Dataset rows of page text
========================================

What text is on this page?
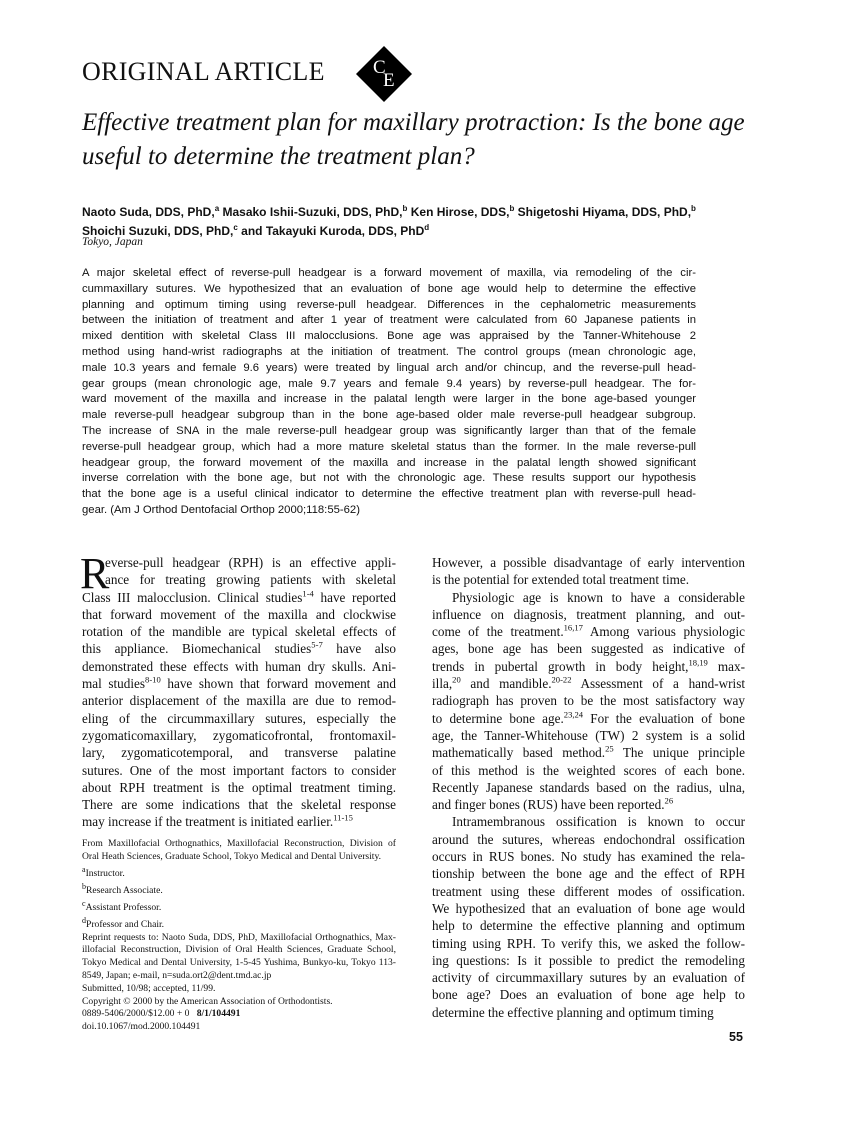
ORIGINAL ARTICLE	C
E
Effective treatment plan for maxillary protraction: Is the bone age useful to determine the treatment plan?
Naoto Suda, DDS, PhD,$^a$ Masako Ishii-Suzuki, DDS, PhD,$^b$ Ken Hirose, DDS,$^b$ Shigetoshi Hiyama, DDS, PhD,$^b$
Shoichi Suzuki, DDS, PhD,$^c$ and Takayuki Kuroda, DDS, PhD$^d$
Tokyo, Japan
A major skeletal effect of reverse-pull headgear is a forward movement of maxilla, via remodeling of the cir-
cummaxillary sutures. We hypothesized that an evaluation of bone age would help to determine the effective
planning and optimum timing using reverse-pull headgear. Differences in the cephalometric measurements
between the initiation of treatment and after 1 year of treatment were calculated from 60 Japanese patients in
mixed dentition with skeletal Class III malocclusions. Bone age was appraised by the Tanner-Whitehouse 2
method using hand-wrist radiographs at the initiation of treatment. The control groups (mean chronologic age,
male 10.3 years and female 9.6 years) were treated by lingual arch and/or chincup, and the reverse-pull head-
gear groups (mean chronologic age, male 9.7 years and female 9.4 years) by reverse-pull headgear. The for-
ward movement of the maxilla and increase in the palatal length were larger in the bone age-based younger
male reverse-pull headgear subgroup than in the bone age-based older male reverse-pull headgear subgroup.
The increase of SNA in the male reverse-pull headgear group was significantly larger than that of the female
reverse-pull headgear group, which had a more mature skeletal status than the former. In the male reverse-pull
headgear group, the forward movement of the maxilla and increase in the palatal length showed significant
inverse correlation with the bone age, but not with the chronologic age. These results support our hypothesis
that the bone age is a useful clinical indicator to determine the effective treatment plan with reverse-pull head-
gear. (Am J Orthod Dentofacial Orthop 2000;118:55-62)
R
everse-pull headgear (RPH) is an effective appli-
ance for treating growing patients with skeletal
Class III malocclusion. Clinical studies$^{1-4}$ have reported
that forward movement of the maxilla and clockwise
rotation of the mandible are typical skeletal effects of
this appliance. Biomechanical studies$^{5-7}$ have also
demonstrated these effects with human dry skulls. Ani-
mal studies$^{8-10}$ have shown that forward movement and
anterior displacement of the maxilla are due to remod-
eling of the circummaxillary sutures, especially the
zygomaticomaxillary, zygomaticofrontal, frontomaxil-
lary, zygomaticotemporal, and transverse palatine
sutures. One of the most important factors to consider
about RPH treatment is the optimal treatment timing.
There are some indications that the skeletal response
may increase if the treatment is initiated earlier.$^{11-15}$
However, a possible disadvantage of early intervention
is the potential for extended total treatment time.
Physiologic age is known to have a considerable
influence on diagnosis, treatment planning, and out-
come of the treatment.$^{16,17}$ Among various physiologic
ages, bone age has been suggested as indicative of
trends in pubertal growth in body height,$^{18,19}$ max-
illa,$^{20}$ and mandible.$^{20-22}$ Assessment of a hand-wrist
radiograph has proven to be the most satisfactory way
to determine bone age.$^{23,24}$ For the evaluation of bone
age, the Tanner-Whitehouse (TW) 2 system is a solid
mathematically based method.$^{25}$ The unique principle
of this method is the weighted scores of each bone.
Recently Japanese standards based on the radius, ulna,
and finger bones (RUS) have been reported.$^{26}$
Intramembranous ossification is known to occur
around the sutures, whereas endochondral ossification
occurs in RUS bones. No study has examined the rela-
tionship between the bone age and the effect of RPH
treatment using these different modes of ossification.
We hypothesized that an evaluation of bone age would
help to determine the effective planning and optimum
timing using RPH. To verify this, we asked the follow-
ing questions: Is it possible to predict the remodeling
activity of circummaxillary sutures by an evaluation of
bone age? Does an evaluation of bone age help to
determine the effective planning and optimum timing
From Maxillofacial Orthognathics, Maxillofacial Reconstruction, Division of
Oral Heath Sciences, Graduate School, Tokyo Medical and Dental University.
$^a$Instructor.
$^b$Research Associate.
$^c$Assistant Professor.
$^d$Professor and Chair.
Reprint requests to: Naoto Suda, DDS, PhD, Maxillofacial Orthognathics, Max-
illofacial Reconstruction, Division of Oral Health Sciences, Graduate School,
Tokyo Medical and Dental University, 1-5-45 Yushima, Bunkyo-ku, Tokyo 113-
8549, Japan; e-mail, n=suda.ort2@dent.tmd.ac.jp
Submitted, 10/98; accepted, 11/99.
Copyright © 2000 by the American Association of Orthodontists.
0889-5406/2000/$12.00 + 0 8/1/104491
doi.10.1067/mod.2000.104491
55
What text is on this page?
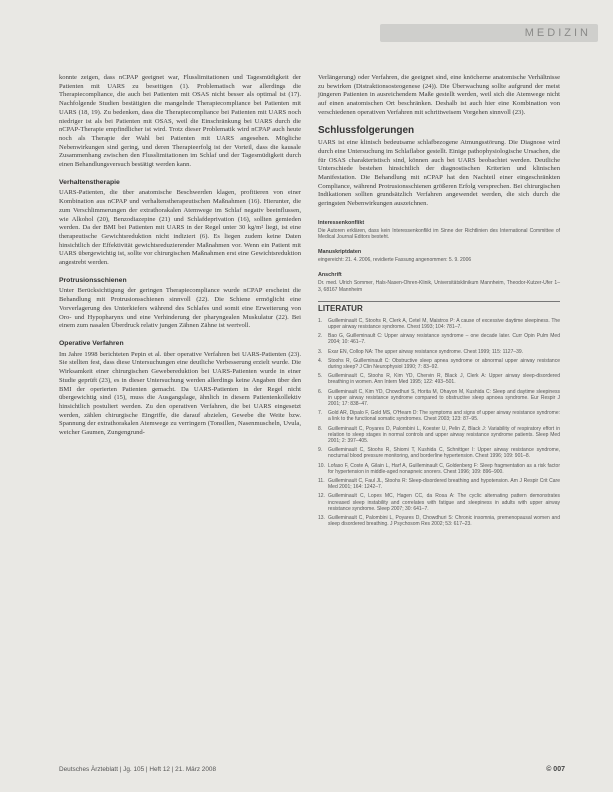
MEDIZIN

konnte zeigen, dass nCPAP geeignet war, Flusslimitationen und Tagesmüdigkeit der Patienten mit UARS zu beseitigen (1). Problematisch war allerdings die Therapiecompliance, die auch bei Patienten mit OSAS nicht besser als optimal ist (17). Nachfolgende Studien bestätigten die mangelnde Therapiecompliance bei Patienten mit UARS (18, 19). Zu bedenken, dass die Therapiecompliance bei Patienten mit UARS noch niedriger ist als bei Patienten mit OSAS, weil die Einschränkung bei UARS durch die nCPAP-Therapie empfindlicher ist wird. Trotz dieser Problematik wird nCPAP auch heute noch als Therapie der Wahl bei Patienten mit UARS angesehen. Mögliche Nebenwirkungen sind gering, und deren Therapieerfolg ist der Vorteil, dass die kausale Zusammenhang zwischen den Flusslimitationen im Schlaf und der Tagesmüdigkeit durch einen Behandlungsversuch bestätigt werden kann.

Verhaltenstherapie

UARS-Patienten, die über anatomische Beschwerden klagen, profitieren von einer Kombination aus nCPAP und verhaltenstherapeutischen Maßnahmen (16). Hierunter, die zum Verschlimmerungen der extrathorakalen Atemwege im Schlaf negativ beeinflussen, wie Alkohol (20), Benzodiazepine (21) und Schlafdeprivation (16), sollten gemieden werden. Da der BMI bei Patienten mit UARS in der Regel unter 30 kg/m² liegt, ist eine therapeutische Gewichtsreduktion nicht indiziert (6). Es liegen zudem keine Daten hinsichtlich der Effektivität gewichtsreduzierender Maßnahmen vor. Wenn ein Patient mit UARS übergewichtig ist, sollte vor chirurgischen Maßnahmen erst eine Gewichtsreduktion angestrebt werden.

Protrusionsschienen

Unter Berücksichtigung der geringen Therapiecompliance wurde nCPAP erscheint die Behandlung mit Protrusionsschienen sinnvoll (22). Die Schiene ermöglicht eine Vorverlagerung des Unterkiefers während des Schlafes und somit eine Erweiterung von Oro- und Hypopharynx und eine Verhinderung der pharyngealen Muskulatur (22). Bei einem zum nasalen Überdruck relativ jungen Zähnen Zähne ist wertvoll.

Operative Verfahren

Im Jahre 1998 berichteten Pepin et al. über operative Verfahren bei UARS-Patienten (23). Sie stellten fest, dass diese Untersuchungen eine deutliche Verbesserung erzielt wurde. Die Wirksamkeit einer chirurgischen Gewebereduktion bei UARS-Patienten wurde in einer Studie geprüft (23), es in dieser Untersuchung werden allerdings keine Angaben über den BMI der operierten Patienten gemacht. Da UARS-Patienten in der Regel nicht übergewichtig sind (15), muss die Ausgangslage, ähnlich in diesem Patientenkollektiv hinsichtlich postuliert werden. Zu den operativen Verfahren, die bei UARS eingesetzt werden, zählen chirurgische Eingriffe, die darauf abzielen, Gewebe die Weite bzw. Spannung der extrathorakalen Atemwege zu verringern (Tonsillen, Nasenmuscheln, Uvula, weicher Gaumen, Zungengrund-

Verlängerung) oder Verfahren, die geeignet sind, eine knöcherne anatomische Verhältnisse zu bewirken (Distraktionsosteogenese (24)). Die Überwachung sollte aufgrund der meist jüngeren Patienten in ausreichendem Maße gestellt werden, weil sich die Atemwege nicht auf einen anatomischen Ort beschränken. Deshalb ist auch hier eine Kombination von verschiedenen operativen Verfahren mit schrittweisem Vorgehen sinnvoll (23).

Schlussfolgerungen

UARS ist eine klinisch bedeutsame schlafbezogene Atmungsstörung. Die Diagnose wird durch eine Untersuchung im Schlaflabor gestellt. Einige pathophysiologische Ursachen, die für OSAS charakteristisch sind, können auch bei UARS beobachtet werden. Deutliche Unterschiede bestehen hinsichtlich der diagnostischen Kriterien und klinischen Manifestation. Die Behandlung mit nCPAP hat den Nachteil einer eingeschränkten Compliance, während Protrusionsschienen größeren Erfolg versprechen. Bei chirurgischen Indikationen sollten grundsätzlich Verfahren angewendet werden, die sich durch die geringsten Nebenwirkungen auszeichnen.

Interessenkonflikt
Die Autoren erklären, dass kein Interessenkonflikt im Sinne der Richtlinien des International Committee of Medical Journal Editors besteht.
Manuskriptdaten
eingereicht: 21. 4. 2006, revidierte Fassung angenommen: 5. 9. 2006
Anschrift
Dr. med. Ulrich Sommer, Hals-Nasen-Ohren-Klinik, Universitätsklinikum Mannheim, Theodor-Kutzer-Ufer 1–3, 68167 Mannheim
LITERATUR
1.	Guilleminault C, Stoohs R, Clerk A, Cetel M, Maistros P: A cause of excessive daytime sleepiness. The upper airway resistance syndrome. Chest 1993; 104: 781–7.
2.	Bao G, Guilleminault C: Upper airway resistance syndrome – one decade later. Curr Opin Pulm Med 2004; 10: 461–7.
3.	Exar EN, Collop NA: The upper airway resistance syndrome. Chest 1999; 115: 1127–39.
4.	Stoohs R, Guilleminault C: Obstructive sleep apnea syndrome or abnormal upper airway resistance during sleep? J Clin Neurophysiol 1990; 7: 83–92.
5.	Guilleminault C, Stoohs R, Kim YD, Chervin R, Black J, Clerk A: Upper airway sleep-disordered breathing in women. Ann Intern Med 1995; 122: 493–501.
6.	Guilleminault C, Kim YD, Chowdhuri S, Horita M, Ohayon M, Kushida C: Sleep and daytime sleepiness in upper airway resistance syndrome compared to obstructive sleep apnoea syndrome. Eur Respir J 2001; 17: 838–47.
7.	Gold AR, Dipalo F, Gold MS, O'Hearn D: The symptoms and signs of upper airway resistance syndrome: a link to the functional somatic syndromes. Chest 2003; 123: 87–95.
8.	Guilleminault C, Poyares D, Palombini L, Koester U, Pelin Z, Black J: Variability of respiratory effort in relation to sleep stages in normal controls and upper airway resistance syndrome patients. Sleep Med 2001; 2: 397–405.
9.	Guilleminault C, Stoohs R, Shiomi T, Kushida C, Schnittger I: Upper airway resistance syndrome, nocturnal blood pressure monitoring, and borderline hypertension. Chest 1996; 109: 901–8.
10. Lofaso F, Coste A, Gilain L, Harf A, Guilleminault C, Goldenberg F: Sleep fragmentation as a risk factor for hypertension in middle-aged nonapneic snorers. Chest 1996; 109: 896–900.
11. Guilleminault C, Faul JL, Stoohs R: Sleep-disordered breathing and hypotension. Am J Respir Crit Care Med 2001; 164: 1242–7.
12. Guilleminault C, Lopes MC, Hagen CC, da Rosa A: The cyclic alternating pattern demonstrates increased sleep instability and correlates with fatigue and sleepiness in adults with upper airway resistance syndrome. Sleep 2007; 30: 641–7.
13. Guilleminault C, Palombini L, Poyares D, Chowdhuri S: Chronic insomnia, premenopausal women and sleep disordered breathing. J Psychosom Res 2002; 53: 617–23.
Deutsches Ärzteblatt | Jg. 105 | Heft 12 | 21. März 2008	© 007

========================================

→ **Directions for this task**: In the data above, each line holding "most" is to be found and copied.

→ **Result of the task**:
sutures. One of the most important factors to consider
radiograph has proven to be the most satisfactory way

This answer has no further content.